── TASK INPUTS

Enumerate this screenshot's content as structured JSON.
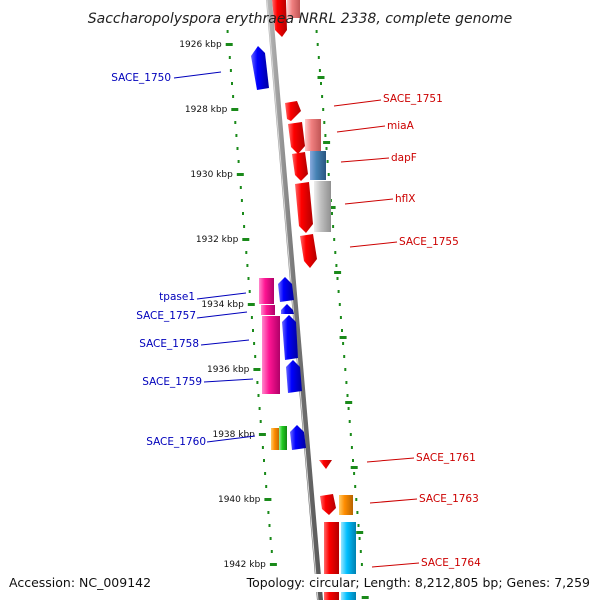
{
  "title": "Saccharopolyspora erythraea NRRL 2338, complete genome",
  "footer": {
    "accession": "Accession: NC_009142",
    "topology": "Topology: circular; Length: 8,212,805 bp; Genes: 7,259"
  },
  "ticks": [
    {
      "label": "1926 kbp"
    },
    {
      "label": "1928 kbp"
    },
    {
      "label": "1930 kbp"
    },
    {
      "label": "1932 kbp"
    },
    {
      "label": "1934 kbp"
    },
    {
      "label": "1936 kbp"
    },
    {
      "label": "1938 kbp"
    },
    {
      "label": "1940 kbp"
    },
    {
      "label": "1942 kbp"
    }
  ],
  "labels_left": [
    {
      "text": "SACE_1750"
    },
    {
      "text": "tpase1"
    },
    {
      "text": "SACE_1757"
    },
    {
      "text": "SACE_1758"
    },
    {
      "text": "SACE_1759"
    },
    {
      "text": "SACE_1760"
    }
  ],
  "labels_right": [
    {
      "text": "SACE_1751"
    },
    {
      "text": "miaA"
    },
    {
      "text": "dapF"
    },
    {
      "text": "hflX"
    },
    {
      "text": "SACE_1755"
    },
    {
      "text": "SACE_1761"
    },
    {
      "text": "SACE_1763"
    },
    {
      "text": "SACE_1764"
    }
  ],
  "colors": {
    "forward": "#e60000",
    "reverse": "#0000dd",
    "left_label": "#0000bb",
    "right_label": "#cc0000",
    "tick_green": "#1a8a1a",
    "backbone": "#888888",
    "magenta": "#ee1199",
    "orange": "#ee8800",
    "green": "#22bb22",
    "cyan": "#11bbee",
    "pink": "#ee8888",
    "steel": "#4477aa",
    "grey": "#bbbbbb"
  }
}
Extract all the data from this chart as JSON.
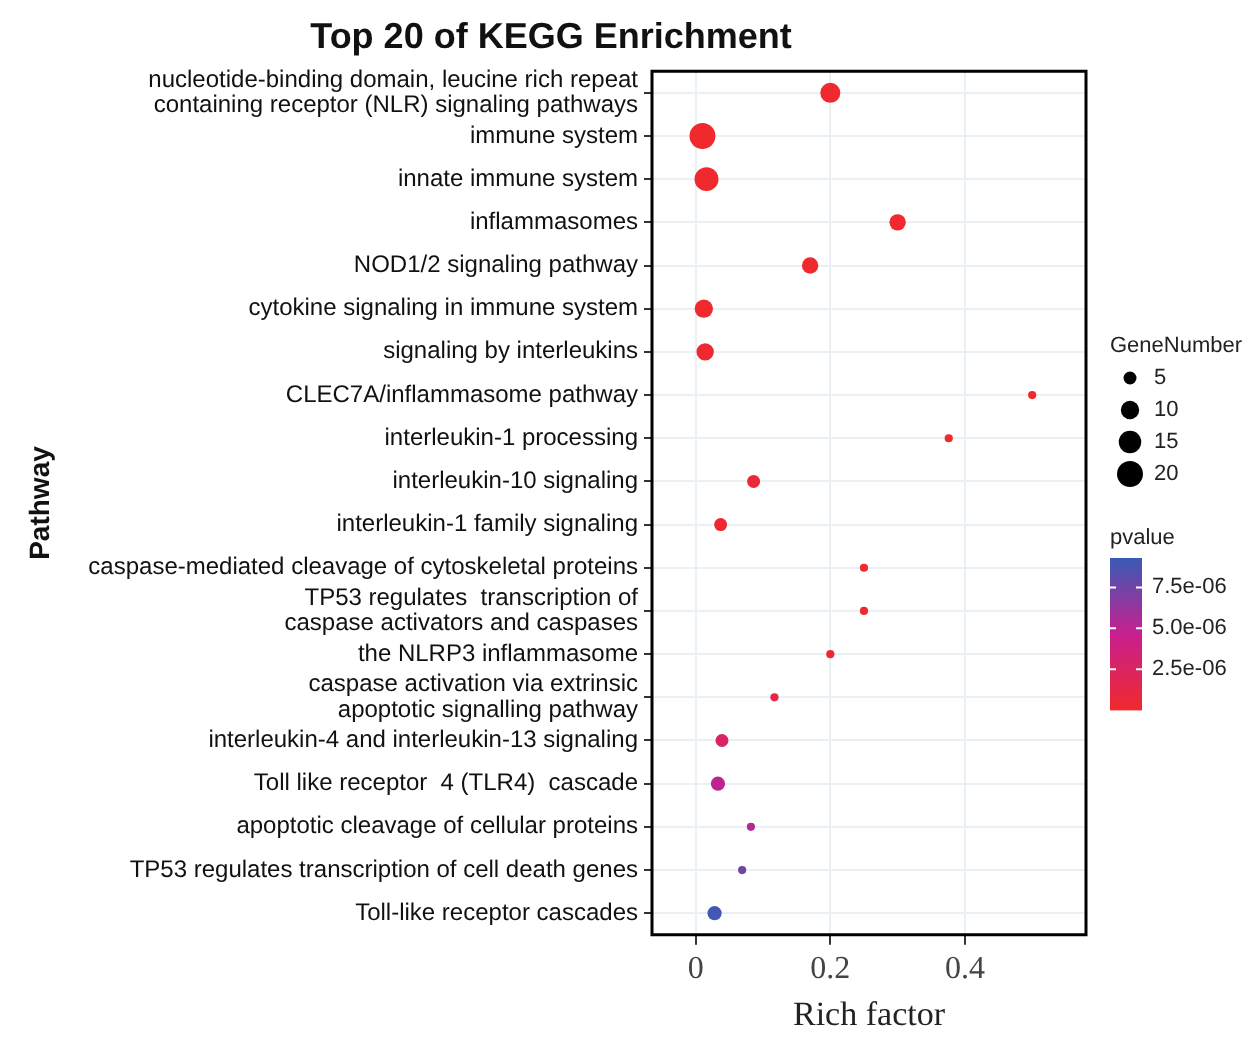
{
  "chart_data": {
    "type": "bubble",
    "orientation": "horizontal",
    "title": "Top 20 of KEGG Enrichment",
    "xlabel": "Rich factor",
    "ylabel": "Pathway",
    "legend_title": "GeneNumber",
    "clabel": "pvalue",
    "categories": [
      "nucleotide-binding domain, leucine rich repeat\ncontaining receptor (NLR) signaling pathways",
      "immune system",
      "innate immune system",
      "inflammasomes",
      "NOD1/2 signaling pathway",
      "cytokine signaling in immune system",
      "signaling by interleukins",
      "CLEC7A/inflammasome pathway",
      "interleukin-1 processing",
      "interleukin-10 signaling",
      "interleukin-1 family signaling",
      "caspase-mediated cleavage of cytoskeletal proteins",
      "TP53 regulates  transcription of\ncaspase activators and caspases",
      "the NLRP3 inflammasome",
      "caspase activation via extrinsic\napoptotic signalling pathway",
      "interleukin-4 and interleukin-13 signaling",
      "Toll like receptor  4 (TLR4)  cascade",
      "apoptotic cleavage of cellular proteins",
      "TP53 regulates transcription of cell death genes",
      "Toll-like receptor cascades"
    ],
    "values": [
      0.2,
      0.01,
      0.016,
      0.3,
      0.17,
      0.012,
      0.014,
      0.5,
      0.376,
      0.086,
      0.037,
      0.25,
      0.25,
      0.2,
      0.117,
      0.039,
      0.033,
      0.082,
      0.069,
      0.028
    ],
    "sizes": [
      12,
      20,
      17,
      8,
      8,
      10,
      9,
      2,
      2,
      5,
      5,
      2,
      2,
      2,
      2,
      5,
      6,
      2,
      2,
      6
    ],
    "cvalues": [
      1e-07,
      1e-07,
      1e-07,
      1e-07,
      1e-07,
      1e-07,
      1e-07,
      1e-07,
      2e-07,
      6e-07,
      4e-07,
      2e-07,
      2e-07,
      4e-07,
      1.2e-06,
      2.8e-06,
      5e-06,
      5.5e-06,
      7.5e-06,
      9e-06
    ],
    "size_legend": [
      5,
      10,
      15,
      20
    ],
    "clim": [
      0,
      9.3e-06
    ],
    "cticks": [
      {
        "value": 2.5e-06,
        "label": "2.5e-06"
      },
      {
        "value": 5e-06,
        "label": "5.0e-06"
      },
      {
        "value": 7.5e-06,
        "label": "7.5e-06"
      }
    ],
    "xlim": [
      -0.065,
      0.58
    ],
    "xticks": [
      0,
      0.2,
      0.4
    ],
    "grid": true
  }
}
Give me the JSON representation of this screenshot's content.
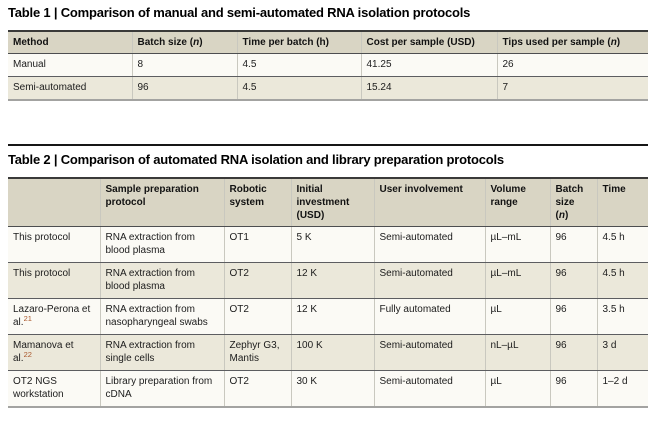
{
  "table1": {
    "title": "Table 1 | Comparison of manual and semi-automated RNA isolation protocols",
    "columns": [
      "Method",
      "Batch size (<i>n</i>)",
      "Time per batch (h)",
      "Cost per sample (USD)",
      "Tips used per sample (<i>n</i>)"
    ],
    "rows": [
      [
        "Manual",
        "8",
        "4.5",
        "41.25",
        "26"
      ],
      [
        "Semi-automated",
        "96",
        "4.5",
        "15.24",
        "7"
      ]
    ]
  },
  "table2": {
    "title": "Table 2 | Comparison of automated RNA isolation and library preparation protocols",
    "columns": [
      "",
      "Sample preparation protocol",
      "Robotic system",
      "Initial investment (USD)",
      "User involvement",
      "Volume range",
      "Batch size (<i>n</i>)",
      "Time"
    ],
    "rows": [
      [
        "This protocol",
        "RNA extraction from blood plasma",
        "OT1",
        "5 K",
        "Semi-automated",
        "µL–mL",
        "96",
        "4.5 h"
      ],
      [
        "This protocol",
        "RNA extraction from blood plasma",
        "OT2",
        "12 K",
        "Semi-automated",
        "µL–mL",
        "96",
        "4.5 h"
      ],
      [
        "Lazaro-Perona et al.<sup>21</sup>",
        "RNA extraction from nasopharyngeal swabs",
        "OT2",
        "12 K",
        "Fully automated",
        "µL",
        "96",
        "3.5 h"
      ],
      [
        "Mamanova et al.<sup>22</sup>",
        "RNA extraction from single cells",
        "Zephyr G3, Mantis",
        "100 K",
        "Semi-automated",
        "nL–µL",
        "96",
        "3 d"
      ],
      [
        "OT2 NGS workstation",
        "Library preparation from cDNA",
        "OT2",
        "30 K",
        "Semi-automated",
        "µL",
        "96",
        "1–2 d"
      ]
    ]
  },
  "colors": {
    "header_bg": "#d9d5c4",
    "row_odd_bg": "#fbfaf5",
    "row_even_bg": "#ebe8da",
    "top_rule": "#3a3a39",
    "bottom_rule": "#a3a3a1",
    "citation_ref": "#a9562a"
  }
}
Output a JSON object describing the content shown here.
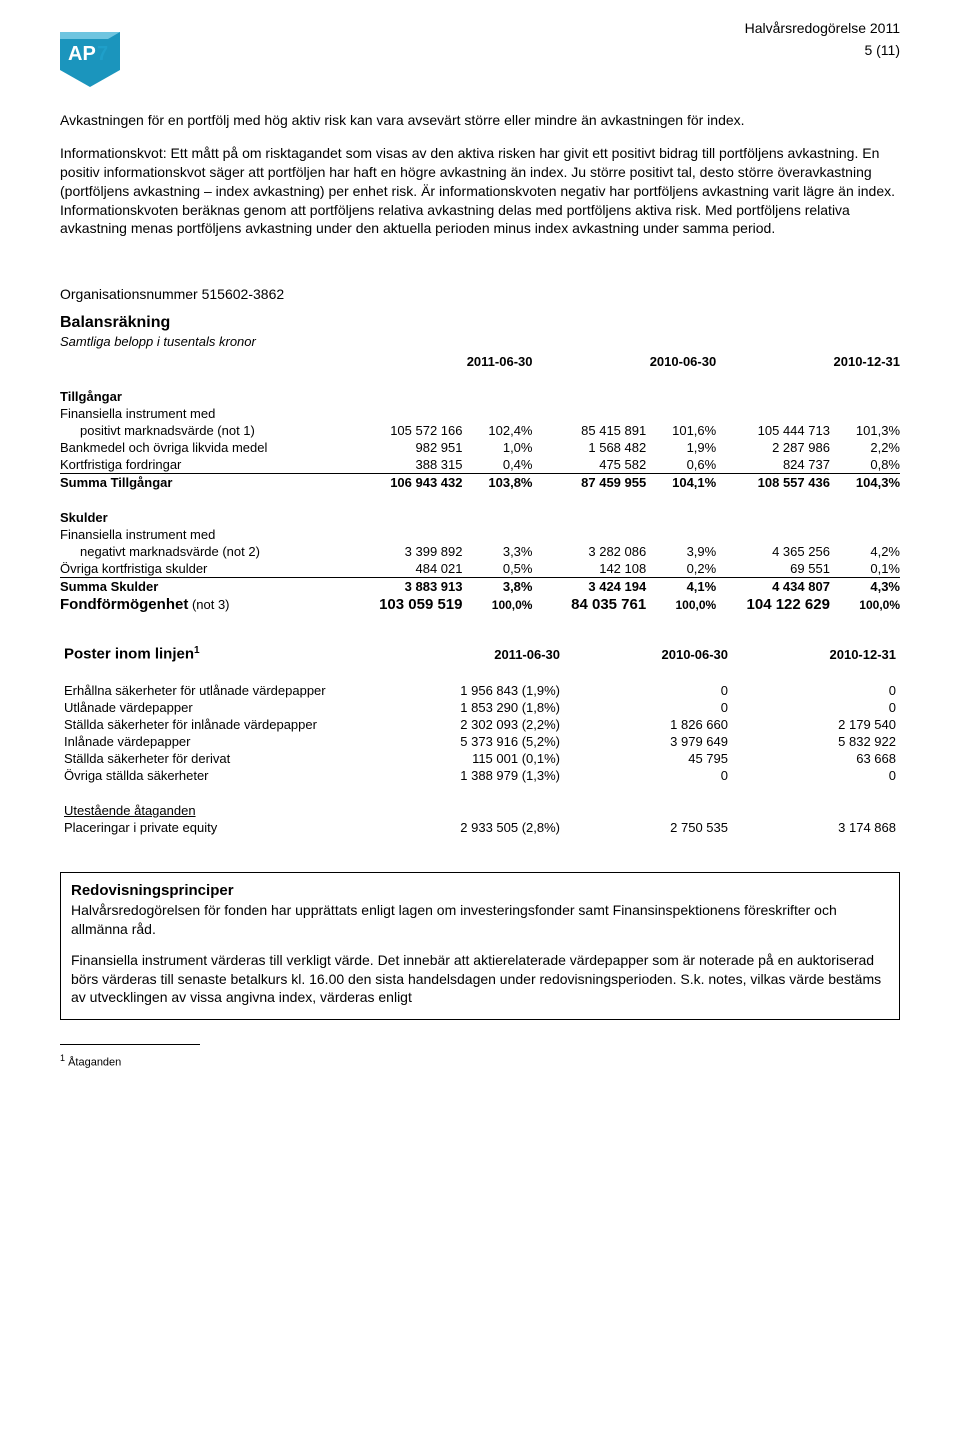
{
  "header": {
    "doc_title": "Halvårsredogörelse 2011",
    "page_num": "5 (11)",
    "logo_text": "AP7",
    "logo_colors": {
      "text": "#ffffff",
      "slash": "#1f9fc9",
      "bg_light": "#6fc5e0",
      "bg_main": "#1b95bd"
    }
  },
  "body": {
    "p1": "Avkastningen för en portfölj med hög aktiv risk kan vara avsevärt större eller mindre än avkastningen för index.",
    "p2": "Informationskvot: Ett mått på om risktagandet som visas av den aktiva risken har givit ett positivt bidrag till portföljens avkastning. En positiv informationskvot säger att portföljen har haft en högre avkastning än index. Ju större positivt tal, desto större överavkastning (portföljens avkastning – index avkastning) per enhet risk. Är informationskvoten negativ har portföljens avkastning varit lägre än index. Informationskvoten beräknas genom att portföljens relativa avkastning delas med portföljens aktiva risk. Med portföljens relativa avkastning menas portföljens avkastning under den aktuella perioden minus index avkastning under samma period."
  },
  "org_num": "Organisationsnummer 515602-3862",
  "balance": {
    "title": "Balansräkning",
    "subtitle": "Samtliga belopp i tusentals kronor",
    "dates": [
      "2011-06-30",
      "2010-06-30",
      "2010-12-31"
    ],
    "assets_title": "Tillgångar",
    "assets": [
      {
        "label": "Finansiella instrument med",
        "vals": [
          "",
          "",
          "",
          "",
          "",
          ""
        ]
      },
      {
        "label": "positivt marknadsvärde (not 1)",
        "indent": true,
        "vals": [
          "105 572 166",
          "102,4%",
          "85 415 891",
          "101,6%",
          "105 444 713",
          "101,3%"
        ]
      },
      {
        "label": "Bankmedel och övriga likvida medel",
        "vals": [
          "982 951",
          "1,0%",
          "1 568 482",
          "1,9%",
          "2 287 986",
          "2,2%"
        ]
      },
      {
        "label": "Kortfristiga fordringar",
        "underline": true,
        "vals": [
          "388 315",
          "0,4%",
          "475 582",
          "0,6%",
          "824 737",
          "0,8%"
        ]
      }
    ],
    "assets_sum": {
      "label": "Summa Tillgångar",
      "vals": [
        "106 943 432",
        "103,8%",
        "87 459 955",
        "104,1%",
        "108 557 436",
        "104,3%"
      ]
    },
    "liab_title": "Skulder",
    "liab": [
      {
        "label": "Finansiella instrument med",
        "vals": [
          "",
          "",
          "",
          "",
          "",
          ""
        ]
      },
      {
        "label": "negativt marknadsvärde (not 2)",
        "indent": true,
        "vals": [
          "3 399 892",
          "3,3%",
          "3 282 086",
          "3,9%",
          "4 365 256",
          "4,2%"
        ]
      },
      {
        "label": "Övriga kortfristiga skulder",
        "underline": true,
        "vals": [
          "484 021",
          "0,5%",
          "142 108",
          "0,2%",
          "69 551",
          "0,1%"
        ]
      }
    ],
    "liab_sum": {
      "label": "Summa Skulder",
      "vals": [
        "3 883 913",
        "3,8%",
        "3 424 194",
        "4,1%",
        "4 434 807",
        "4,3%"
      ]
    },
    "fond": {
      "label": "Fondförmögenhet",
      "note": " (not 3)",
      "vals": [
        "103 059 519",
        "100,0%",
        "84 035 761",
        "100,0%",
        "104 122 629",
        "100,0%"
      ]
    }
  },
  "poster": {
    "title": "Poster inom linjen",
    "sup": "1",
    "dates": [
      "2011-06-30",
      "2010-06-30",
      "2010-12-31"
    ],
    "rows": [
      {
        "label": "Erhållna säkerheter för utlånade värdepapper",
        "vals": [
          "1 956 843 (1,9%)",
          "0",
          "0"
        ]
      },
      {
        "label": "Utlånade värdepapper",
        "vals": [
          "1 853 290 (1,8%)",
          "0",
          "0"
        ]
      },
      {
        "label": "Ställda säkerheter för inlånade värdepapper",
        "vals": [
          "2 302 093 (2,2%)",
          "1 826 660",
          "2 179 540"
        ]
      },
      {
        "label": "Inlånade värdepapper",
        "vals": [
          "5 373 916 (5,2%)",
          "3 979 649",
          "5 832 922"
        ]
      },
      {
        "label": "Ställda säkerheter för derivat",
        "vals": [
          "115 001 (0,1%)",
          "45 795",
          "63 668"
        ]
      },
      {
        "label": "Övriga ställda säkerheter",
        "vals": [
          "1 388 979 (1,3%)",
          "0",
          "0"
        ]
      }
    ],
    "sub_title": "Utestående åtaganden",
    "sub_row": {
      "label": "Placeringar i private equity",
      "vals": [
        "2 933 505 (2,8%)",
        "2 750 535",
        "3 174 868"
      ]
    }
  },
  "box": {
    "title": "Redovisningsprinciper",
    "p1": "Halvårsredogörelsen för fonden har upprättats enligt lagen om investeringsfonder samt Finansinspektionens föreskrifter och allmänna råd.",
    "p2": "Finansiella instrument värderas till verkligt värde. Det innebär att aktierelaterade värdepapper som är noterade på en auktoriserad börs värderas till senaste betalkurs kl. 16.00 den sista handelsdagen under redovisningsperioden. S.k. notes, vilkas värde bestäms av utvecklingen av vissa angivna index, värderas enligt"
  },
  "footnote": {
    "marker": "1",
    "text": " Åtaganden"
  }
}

────

YOUR TASK:
For each line above that contains the word "Comparison", copy that line.

TASK RESULT:
    "title": "Table 1 | Comparison of manual and semi-automated RNA isolation protocols",
    "title": "Table 2 | Comparison of automated RNA isolation and library preparation protocols",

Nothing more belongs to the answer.